***** TEKS YANG DITAMPILKAN *****

Baim Wong dan Restorative Justice

Oleh. Bondan Peksojandhu

Bondan Peksojandhu
Bondan Peksojandhu. Foto: doc/pri

BELUM lama ini publik dihebohkan dengan berita prank Baim Wong dan istrinya, Paula Verhoeven, terhadap Kepolisian Sektor Kebayoran Lama pada Hari Sabtu 1 Oktober 2022. Baim Wong dan istrinya tersebut diduga melakukan prank dengan menyampaikan pengaduan palsu atas Tindakan kekerasan dalam rumah tangga (KDRT). Akibatnya, Baim Wong dan istrinya tersebut, dilaporkan kepada pihak kepolisian yang dapat berujung pidana.

***** DATA YANG DIBERIKAN *****

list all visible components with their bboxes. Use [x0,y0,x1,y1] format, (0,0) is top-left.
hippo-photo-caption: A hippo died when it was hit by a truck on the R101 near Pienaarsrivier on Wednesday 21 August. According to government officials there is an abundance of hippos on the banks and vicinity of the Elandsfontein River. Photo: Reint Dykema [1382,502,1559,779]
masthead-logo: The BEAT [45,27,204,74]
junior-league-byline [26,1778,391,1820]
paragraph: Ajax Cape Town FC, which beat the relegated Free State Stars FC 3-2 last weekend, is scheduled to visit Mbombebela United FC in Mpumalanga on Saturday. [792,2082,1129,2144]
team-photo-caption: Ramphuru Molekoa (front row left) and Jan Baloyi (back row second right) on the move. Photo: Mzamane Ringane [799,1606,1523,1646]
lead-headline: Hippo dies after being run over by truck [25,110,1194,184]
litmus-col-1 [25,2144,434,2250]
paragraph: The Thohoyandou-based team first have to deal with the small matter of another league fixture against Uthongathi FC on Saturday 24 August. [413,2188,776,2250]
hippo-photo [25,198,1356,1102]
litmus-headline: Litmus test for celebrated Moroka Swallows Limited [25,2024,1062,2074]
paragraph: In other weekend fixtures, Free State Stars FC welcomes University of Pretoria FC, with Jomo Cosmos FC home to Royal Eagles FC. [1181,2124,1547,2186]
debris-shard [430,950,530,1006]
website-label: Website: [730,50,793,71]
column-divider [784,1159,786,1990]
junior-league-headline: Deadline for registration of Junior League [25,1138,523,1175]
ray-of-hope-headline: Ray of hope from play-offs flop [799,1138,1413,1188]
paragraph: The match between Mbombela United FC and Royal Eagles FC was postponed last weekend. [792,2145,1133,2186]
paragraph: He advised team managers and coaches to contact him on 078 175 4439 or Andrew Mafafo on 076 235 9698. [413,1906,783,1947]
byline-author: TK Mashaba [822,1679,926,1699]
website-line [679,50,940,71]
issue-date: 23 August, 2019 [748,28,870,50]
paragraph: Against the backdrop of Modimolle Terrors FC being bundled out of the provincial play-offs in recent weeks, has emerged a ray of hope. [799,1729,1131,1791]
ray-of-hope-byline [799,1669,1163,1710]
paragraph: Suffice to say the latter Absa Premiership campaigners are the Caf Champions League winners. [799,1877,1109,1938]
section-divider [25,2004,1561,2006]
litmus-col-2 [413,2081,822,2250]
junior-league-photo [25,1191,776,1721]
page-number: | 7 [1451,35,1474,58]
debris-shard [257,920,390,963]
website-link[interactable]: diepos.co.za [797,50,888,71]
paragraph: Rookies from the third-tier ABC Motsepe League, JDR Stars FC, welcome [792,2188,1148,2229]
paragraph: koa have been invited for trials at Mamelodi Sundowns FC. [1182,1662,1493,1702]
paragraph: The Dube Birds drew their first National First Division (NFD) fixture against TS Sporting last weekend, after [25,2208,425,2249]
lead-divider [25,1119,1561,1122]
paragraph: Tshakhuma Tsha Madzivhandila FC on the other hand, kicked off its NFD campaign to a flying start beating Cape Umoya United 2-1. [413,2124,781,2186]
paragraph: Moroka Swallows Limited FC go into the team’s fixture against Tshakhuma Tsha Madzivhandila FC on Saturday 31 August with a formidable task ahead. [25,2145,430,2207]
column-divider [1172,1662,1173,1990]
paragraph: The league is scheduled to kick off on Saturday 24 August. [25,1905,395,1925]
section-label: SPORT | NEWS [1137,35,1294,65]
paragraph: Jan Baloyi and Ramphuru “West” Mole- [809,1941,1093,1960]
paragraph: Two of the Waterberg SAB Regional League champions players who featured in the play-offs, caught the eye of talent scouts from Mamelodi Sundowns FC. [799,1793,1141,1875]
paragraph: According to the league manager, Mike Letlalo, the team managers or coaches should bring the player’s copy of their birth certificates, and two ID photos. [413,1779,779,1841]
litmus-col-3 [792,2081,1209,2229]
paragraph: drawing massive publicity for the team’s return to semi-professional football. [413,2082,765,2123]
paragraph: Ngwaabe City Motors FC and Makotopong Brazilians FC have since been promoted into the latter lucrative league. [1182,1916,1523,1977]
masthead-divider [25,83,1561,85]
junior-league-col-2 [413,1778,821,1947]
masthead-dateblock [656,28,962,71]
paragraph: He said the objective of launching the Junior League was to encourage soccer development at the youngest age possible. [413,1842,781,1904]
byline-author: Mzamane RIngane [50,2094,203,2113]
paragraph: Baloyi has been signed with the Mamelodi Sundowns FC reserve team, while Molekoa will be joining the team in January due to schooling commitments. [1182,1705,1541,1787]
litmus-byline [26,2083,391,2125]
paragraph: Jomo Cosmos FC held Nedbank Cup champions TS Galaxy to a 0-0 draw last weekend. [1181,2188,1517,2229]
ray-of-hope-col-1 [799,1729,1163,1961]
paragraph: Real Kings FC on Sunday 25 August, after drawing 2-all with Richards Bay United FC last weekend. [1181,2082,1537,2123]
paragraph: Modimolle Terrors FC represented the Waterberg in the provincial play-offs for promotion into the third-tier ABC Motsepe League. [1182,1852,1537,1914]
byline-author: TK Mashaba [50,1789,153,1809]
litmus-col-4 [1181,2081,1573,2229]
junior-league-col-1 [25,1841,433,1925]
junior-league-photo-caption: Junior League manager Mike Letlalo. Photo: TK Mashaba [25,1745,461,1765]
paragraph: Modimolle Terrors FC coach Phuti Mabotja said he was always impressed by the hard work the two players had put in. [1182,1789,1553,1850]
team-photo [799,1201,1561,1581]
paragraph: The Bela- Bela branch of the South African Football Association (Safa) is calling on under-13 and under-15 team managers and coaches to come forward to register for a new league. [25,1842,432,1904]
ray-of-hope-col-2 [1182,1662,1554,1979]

*****

**PETUNJUK PENGERJAAN:**
a) Ringkaslah paragraf dalam teks tentang prank Baim Wong yang diawali kata "BELUM lama ini publik", tanpa menghilangkan fakta-fakta utamanya.
b) Lanjutkan teks tentang prank Baim Wong dan restorative justice, dimulai setelah kalimat terakhirnya.

**JAWABAN TIAP SOAL:**
a) Pada Sabtu, 1 Oktober 2022, Baim Wong dan istrinya, Paula Verhoeven, menghebohkan publik karena diduga melakukan prank terhadap Kepolisian Sektor Kebayoran Lama berupa pengaduan palsu tentang kekerasan dalam rumah tangga (KDRT). Akibatnya, keduanya dilaporkan ke polisi dan dapat dijerat pidana.

b)
Dalam perkembangannya muncul wacana Restorative Justice sebagai alternatif untuk menyelesaikan permasalahan tersebut. Wacana ini muncul salah satunya dari pihak Kepolisian RI, dikutip dari wawancara kepada Kabid Humas Polda Metro Jaya Kombes Endra Zulpan yang mengatakan Kepolisian akan memberikan kesempatan kepada pelaku untuk meminta maaf dan bisa diselesaikan dengan penerapan sistem restorative justice[1]. Usulan Restorative Justice juga muncul dari Anggota Komisi III DPR Fraksi Gerindra, Habiburokhman, yang melihat tidak adanya korban dengan kerugian besar dapat diselesaikan dengan pendekatan edukatif dan Restorative Justice [2].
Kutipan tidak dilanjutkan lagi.